◆ Records provided
-- Begin --

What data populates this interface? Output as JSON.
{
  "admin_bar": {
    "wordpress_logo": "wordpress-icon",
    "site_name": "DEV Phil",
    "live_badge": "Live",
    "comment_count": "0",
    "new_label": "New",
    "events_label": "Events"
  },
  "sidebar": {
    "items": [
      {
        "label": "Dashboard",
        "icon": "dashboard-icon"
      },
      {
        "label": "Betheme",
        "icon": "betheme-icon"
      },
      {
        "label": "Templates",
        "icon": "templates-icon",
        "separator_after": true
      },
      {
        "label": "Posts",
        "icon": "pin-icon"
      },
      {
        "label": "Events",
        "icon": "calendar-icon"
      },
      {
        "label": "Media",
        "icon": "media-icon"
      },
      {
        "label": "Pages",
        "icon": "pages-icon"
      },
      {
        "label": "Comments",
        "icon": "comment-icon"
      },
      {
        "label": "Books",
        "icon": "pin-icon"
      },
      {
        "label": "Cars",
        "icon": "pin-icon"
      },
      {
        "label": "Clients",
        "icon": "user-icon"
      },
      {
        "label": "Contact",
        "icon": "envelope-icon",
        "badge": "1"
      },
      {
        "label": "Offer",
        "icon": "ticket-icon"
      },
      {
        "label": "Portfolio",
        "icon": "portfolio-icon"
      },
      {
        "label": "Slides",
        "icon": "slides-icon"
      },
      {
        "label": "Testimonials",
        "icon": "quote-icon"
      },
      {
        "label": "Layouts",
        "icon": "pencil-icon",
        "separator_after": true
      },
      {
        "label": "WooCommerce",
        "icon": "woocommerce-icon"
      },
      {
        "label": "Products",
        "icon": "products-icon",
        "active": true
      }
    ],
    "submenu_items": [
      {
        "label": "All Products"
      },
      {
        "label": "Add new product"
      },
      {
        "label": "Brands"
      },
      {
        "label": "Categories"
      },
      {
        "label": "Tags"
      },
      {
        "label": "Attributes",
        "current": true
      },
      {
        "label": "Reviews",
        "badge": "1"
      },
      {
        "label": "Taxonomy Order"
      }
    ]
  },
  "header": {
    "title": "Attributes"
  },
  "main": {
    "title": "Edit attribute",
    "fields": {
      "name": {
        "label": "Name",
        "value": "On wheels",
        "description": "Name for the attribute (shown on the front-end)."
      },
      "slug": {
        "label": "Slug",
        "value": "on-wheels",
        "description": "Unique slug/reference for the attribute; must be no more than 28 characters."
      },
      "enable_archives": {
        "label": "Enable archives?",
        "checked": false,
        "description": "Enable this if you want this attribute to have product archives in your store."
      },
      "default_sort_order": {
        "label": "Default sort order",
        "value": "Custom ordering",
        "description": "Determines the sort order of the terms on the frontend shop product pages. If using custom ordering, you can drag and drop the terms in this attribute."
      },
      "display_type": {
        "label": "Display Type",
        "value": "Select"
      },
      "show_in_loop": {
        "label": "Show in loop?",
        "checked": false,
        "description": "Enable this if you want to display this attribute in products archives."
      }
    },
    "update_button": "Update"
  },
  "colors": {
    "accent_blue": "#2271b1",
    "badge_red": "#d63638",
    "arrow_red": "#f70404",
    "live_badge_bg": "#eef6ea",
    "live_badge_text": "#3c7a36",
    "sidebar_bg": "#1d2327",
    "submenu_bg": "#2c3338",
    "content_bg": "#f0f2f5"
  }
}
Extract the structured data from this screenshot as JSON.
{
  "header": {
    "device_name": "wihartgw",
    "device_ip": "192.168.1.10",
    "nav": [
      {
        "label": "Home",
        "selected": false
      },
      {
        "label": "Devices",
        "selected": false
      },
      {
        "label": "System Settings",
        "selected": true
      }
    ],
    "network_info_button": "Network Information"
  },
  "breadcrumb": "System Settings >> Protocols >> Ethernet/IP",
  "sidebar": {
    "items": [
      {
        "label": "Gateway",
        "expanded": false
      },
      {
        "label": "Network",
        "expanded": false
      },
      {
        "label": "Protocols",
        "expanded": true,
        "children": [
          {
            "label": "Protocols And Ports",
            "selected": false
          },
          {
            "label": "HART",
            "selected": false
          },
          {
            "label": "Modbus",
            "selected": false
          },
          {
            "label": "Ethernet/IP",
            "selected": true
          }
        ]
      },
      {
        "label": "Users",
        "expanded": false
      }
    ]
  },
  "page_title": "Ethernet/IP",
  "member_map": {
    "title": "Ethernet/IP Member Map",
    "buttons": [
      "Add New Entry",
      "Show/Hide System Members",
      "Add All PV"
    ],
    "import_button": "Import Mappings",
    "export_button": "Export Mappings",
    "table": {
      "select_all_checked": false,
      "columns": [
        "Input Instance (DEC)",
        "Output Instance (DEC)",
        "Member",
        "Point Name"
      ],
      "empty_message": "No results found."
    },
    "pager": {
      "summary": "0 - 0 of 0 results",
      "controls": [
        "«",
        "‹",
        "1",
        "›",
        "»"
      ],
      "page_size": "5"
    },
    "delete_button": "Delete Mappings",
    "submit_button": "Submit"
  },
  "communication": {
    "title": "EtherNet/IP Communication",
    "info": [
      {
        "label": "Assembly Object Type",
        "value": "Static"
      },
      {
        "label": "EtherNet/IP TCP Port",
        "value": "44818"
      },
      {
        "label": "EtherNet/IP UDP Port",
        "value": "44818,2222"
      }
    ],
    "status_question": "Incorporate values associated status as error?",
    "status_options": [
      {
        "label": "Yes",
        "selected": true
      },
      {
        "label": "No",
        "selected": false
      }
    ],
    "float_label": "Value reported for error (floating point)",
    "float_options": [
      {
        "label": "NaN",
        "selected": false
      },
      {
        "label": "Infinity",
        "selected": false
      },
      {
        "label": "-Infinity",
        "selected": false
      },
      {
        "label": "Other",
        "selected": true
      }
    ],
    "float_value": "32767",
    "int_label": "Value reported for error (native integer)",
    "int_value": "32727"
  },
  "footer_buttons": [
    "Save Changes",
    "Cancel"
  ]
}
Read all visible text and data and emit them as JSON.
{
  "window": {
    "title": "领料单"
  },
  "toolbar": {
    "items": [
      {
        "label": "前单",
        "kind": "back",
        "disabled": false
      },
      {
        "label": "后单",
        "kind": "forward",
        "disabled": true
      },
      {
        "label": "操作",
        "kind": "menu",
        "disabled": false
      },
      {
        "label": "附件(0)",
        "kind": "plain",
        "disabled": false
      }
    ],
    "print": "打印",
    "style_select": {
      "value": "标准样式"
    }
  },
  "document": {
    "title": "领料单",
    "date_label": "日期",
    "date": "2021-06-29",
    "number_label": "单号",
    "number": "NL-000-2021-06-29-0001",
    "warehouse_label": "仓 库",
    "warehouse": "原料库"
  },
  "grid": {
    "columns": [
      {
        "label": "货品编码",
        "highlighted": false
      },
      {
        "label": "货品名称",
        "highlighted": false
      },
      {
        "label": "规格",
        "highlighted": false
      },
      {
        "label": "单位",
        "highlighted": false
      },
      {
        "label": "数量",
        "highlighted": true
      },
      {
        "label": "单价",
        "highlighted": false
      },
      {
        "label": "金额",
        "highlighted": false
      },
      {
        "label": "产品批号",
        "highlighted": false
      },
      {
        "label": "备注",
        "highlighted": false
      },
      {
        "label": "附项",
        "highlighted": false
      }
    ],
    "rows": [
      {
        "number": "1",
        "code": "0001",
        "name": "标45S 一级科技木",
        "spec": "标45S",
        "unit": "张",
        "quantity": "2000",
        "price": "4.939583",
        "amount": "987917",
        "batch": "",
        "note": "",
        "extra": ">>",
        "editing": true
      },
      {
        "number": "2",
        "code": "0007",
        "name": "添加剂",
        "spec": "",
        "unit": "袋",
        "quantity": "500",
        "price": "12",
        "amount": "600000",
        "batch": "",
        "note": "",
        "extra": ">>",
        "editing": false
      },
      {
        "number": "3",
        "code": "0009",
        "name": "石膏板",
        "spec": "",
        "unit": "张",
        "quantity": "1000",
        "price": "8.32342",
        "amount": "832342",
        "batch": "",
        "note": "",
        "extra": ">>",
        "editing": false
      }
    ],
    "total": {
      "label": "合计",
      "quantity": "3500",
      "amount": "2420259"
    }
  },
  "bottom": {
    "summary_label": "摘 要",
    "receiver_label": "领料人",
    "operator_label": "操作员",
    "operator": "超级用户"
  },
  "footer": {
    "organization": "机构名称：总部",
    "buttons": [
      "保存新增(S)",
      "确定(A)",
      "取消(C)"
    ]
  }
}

-- End --

◆ Task prompt
Find every line in the records above that contains the word "Output", and copy each one.

◆ Answer to the problem
What data populates this interface? Output as JSON.
        "Output Instance (DEC)",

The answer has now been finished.